**PROBLEM TO WORK ON:** Find the lines that hold the word "просвещению" and return them.

**INPUT RECORDS:**
- - -

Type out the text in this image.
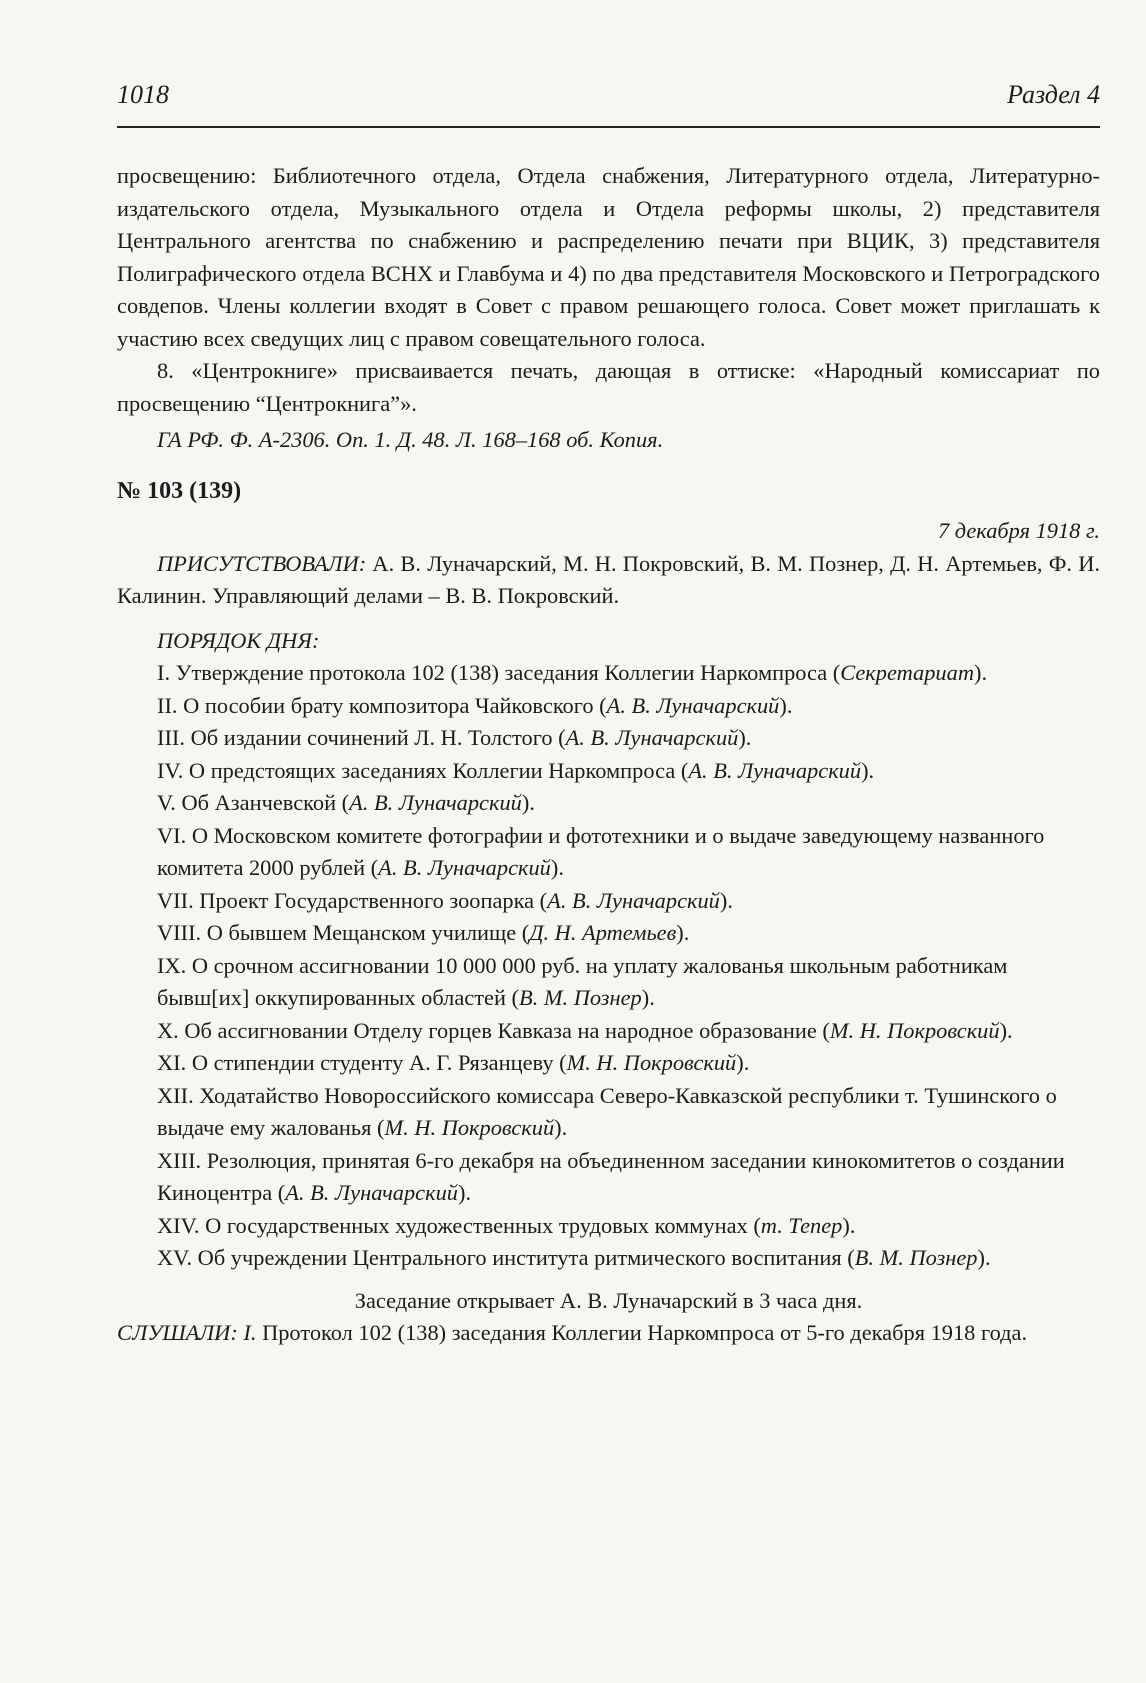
1018	Раздел 4

просвещению: Библиотечного отдела, Отдела снабжения, Литературного отдела, Литературно-издательского отдела, Музыкального отдела и Отдела реформы школы, 2) представителя Центрального агентства по снабжению и распределению печати при ВЦИК, 3) представителя Полиграфического отдела ВСНХ и Главбума и 4) по два представителя Московского и Петроградского совдепов. Члены коллегии входят в Совет с правом решающего голоса. Совет может приглашать к участию всех сведущих лиц с правом совещательного голоса.

8. «Центрокниге» присваивается печать, дающая в оттиске: «Народный комиссариат по просвещению “Центрокнига”».

ГА РФ. Ф. А-2306. Оп. 1. Д. 48. Л. 168–168 об. Копия.

№ 103 (139)

7 декабря 1918 г.

ПРИСУТСТВОВАЛИ: А. В. Луначарский, М. Н. Покровский, В. М. Познер, Д. Н. Артемьев, Ф. И. Калинин. Управляющий делами – В. В. Покровский.

ПОРЯДОК ДНЯ:

I. Утверждение протокола 102 (138) заседания Коллегии Наркомпроса (Секретариат).

II. О пособии брату композитора Чайковского (А. В. Луначарский).

III. Об издании сочинений Л. Н. Толстого (А. В. Луначарский).

IV. О предстоящих заседаниях Коллегии Наркомпроса (А. В. Луначарский).

V. Об Азанчевской (А. В. Луначарский).

VI. О Московском комитете фотографии и фототехники и о выдаче заведующему названного комитета 2000 рублей (А. В. Луначарский).

VII. Проект Государственного зоопарка (А. В. Луначарский).

VIII. О бывшем Мещанском училище (Д. Н. Артемьев).

IX. О срочном ассигновании 10 000 000 руб. на уплату жалованья школьным работникам бывш[их] оккупированных областей (В. М. Познер).

X. Об ассигновании Отделу горцев Кавказа на народное образование (М. Н. Покровский).

XI. О стипендии студенту А. Г. Рязанцеву (М. Н. Покровский).

XII. Ходатайство Новороссийского комиссара Северо-Кавказской республики т. Тушинского о выдаче ему жалованья (М. Н. Покровский).

XIII. Резолюция, принятая 6-го декабря на объединенном заседании кинокомитетов о создании Киноцентра (А. В. Луначарский).

XIV. О государственных художественных трудовых коммунах (т. Тепер).

XV. Об учреждении Центрального института ритмического воспитания (В. М. Познер).

Заседание открывает А. В. Луначарский в 3 часа дня.

СЛУШАЛИ: I. Протокол 102 (138) заседания Коллегии Наркомпроса от 5-го декабря 1918 года.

- - -

**SOLUTION TO THE EXERCISE:**
просвещению: Библиотечного отдела, Отдела снабжения, Литературного отдела, Литературно-издательского отдела, Музыкального отдела и Отдела реформы школы, 2) представителя Центрального агентства по снабжению и распределению печати при ВЦИК, 3) представителя Полиграфического отдела ВСНХ и Главбума и 4) по два представителя Московского и Петроградского совдепов. Члены коллегии входят в Совет с правом решающего голоса. Совет может приглашать к участию всех сведущих лиц с правом совещательного голоса.
8. «Центрокниге» присваивается печать, дающая в оттиске: «Народный комиссариат по просвещению “Центрокнига”».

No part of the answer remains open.